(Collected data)
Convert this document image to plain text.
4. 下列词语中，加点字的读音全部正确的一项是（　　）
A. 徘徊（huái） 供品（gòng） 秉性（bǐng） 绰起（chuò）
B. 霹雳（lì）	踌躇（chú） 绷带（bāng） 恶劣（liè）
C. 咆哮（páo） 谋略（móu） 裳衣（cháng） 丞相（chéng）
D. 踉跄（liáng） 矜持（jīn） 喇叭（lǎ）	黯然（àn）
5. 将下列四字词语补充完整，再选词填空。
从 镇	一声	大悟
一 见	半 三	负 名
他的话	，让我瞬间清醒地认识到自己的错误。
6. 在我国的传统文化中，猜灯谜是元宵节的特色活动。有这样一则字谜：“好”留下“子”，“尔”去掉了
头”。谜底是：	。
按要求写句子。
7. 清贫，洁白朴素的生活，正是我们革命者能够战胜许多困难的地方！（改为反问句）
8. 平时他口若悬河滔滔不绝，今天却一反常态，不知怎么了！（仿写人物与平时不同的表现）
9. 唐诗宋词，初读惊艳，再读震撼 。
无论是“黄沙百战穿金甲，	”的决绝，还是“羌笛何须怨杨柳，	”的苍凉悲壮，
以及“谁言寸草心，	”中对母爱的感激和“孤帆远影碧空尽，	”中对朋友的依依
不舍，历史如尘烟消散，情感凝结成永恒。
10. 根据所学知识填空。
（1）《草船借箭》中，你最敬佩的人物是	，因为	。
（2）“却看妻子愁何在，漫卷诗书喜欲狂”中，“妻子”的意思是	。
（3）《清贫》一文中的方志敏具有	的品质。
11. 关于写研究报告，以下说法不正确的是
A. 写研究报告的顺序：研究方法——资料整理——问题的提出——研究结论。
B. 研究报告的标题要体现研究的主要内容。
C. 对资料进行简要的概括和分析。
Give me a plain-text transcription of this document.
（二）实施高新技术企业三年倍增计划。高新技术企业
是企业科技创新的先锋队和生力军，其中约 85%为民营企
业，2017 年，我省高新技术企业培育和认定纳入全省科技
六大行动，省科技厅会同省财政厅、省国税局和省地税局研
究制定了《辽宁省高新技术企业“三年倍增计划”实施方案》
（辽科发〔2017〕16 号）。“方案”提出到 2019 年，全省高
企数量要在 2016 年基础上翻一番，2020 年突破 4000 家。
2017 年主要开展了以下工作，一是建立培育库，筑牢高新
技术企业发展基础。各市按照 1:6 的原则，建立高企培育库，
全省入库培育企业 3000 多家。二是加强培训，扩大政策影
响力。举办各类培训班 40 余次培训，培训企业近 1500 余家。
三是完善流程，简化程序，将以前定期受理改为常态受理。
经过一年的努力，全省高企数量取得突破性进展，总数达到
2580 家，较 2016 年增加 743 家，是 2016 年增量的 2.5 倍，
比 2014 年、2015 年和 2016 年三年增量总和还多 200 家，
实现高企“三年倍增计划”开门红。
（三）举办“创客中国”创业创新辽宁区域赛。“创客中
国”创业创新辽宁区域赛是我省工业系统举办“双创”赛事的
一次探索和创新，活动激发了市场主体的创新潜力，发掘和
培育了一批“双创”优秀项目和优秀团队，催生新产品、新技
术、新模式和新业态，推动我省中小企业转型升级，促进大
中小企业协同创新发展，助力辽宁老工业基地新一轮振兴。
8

→ Objective: Take every line from the data above that holds "document" and copy it out.

→ Full output:
Convert this document image to plain text.
Give me a plain-text transcription of this document.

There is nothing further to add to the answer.